#### REQUIRED TASK:
Exactly as they appear, output all of the entries.

╭──

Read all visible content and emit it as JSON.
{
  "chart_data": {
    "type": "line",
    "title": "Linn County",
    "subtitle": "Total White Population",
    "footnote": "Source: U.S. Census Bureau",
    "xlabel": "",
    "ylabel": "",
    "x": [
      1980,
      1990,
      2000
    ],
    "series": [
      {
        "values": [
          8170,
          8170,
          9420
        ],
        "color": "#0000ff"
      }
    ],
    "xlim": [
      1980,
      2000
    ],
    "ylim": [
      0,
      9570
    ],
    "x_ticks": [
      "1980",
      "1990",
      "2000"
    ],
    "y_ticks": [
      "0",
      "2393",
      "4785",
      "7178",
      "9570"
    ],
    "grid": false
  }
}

╰──

#### EXERCISE SOLUTION:
Read all visible content and emit it as JSON.
{
  "chart_data": {
    "type": "line",
    "title": "Linn County",
    "subtitle": "Total White Population",
    "footnote": "Source: U.S. Census Bureau",
    "xlabel": "",
    "ylabel": "",
    "x": [
      1980,
      1990,
      2000
    ],
    "series": [
      {
        "values": [
          8170,
          8170,
          9420
        ],
        "color": "#0000ff"
      }
    ],
    "xlim": [
      1980,
      2000
    ],
    "ylim": [
      0,
      9570
    ],
    "x_ticks": [
      "1980",
      "1990",
      "2000"
    ],
    "y_ticks": [
      "0",
      "2393",
      "4785",
      "7178",
      "9570"
    ],
    "grid": false
  }
}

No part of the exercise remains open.